▸ TASK DETAILS:
Where a line holds the string "Chretien", return that line.

▸ DATA SHOWN:
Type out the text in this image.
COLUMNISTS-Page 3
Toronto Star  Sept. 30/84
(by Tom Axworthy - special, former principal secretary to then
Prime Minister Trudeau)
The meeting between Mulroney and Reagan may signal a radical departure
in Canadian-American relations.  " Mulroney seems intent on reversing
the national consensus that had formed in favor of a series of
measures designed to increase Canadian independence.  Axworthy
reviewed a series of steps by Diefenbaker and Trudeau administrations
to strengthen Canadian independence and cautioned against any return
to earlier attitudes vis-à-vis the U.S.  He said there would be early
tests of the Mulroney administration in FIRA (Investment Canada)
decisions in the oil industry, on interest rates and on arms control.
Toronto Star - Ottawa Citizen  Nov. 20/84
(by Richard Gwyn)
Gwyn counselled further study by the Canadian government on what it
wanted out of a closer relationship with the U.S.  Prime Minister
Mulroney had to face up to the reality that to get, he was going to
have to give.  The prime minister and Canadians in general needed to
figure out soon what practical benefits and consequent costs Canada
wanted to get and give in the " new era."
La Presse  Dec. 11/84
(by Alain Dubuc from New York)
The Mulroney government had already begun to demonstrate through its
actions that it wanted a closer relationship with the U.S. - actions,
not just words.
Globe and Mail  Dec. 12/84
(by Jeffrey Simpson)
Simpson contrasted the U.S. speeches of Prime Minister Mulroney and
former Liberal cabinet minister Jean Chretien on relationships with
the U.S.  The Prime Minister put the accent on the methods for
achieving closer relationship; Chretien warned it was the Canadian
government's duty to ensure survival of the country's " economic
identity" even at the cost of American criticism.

▸ PROBLEM SOLUTION:
former Liberal cabinet minister Jean Chretien on relationships with
achieving closer relationship; Chretien warned it was the Canadian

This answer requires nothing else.